Collected data entries:
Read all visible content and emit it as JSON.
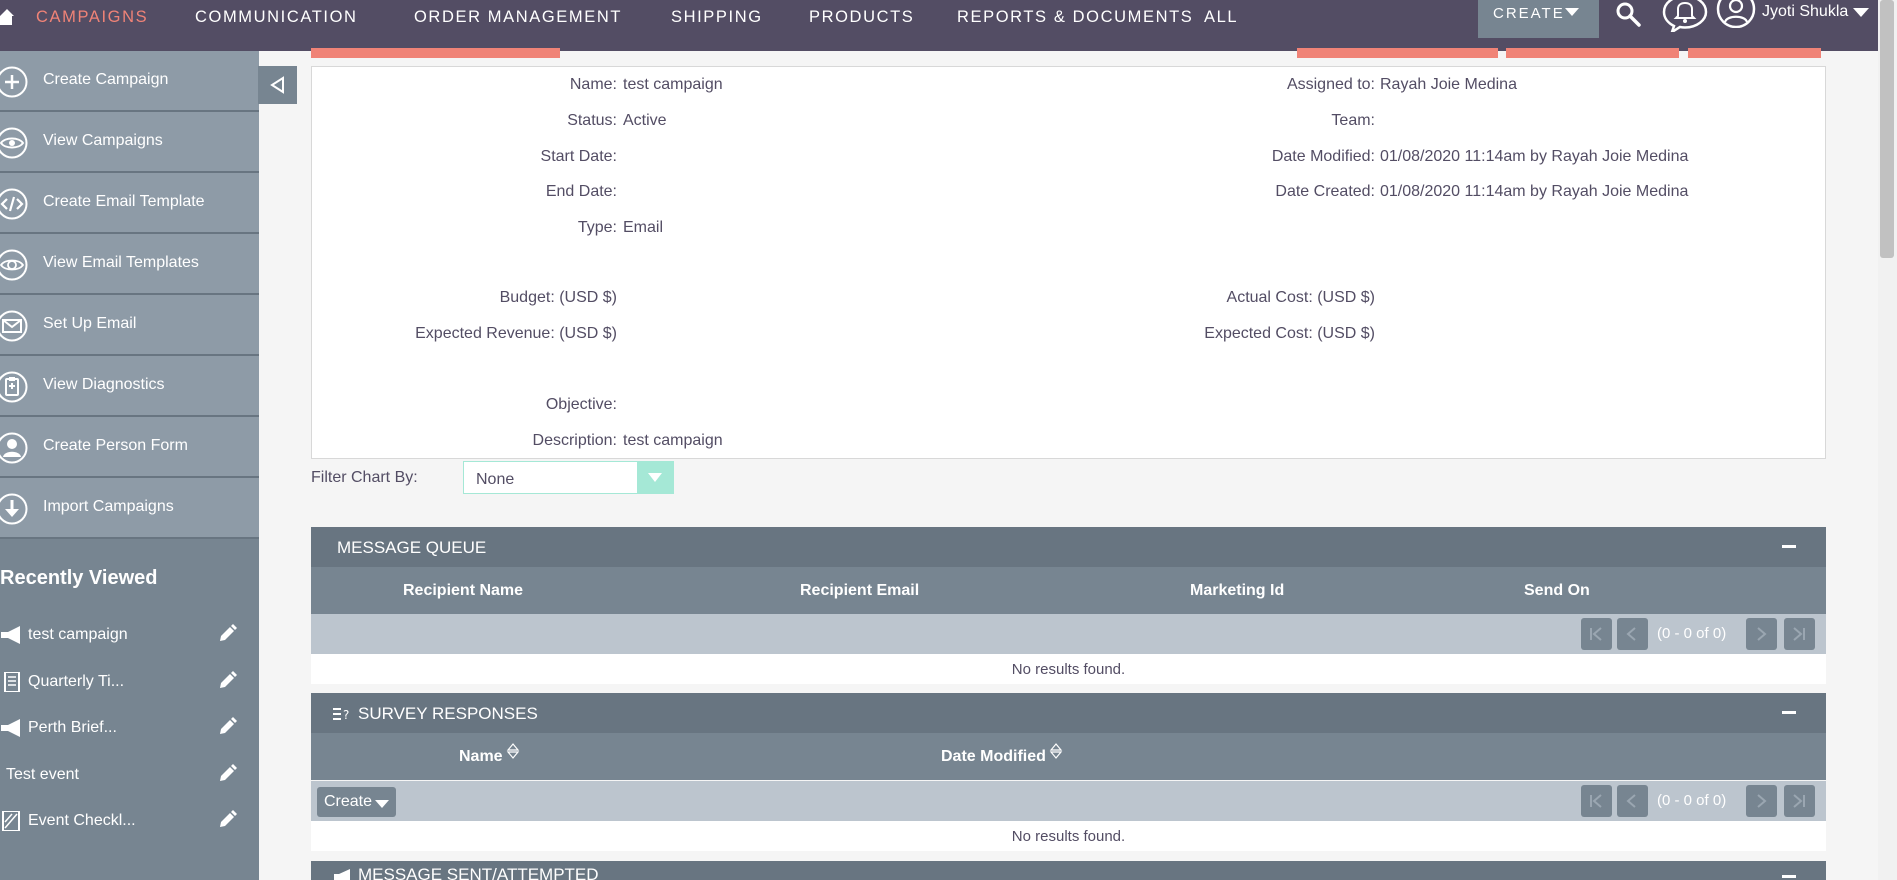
{
  "nav": {
    "items": [
      "CAMPAIGNS",
      "COMMUNICATION",
      "ORDER MANAGEMENT",
      "SHIPPING",
      "PRODUCTS",
      "REPORTS & DOCUMENTS",
      "ALL"
    ],
    "create_label": "CREATE",
    "user_name": "Jyoti Shukla",
    "active_color": "#f08377",
    "bar_color": "#534d64"
  },
  "sidebar": {
    "actions": [
      {
        "label": "Create Campaign",
        "icon": "plus-circle-icon"
      },
      {
        "label": "View Campaigns",
        "icon": "eye-icon"
      },
      {
        "label": "Create Email Template",
        "icon": "code-icon"
      },
      {
        "label": "View Email Templates",
        "icon": "eye-circle-icon"
      },
      {
        "label": "Set Up Email",
        "icon": "envelope-icon"
      },
      {
        "label": "View Diagnostics",
        "icon": "clipboard-icon"
      },
      {
        "label": "Create Person Form",
        "icon": "person-icon"
      },
      {
        "label": "Import Campaigns",
        "icon": "download-icon"
      }
    ],
    "recent_title": "Recently Viewed",
    "recent": [
      {
        "label": "test campaign",
        "icon": "megaphone-icon"
      },
      {
        "label": "Quarterly Ti...",
        "icon": "document-icon"
      },
      {
        "label": "Perth Brief...",
        "icon": "megaphone-icon"
      },
      {
        "label": "Test event",
        "icon": ""
      },
      {
        "label": "Event Checkl...",
        "icon": "checklist-icon"
      }
    ]
  },
  "detail": {
    "left": [
      {
        "label": "Name:",
        "value": "test campaign"
      },
      {
        "label": "Status:",
        "value": "Active"
      },
      {
        "label": "Start Date:",
        "value": ""
      },
      {
        "label": "End Date:",
        "value": ""
      },
      {
        "label": "Type:",
        "value": "Email"
      },
      {
        "label": "Budget: (USD $)",
        "value": ""
      },
      {
        "label": "Expected Revenue: (USD $)",
        "value": ""
      },
      {
        "label": "Objective:",
        "value": ""
      },
      {
        "label": "Description:",
        "value": "test campaign"
      }
    ],
    "right": [
      {
        "label": "Assigned to:",
        "value": "Rayah Joie Medina"
      },
      {
        "label": "Team:",
        "value": ""
      },
      {
        "label": "Date Modified:",
        "value": "01/08/2020 11:14am by Rayah Joie Medina"
      },
      {
        "label": "Date Created:",
        "value": "01/08/2020 11:14am by Rayah Joie Medina"
      },
      {
        "label": "Actual Cost: (USD $)",
        "value": ""
      },
      {
        "label": "Expected Cost: (USD $)",
        "value": ""
      }
    ]
  },
  "filter": {
    "label": "Filter Chart By:",
    "value": "None",
    "accent": "#a5e8d6"
  },
  "message_queue": {
    "title": "MESSAGE QUEUE",
    "columns": [
      "Recipient Name",
      "Recipient Email",
      "Marketing Id",
      "Send On"
    ],
    "count": "(0 - 0 of 0)",
    "empty": "No results found."
  },
  "survey_responses": {
    "title": "SURVEY RESPONSES",
    "columns": [
      "Name",
      "Date Modified"
    ],
    "create_label": "Create",
    "count": "(0 - 0 of 0)",
    "empty": "No results found."
  },
  "message_sent": {
    "title": "MESSAGE SENT/ATTEMPTED"
  }
}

Task to complete: Pull out every line above that holds the word "Date".

Final result:
        "label": "Start Date:",
        "label": "End Date:",
        "label": "Date Modified:",
        "label": "Date Created:",
      "Date Modified"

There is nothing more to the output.